▸ **To do**:
Can you express the lines from the one containing "- y-tick-label: 5,0: [20, 195, 38, 208]" through the one containing "- x-tick-time: 18:00: [565, 467, 597, 480]" as a Markdown table with columns Row and Line, numbering each row and leaving out any blank lines?

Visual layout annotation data
▬▬▬
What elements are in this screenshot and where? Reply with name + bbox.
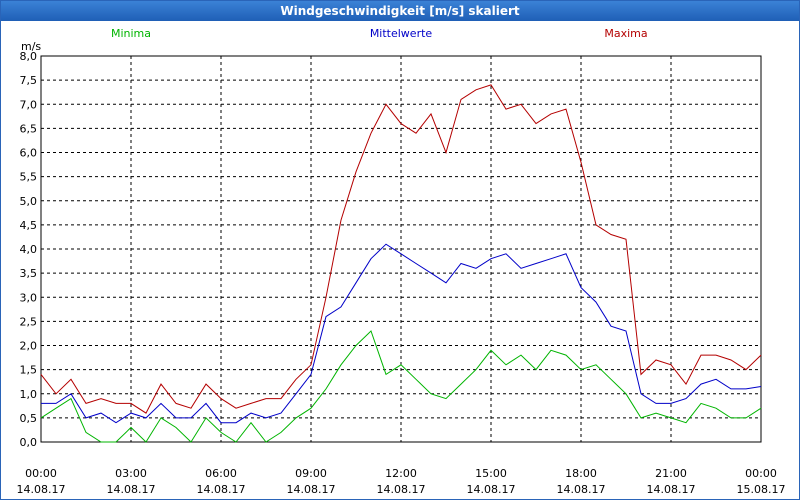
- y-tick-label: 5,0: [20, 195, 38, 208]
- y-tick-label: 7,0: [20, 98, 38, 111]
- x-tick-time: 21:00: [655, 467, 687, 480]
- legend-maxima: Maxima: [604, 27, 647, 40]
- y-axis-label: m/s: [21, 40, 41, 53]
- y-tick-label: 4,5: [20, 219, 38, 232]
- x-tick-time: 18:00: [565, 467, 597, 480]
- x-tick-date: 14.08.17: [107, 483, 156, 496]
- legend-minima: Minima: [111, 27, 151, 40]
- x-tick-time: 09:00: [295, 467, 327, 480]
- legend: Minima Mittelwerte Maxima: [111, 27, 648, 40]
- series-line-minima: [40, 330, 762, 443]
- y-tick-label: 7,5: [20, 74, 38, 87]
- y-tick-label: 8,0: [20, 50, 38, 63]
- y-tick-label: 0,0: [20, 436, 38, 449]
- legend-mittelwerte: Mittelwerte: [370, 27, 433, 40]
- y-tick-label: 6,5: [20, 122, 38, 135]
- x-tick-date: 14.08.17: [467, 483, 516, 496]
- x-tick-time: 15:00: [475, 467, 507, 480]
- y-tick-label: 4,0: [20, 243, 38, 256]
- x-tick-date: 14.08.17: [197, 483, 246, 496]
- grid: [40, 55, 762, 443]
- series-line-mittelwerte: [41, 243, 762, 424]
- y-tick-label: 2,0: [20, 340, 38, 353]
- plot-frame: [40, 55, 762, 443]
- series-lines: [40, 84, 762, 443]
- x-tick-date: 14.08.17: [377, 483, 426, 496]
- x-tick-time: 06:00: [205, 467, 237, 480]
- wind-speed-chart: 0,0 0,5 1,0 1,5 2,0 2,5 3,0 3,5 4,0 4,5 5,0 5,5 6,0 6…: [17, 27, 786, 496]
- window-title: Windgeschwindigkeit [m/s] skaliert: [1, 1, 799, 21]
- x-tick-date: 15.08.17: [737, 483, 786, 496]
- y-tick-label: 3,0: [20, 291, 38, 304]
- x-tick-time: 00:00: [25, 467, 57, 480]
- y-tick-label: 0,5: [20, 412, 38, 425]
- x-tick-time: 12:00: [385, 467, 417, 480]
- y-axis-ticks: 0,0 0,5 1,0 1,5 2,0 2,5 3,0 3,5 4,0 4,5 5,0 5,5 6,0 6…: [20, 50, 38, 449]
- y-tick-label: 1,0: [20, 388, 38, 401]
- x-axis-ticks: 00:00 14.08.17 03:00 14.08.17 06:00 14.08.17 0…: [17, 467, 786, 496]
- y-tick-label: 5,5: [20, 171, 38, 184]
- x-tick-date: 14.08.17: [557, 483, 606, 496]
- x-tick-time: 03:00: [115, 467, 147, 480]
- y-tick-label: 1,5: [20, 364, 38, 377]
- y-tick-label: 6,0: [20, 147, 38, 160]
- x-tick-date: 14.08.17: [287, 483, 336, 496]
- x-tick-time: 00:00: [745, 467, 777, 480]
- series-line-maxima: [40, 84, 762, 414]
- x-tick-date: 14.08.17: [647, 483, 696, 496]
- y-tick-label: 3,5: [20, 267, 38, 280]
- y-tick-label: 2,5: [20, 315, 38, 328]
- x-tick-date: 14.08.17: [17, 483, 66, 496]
▬▬▬
▸ **Result for this task**:
| Row | Line |
|---|---|
| 1 | - y-tick-label: 5,0: [20, 195, 38, 208] |
| 2 | - y-tick-label: 7,0: [20, 98, 38, 111] |
| 3 | - x-tick-time: 21:00: [655, 467, 687, 480] |
| 4 | - legend-maxima: Maxima: [604, 27, 647, 40] |
| 5 | - y-axis-label: m/s: [21, 40, 41, 53] |
| 6 | - y-tick-label: 4,5: [20, 219, 38, 232] |
| 7 | - x-tick-time: 18:00: [565, 467, 597, 480] |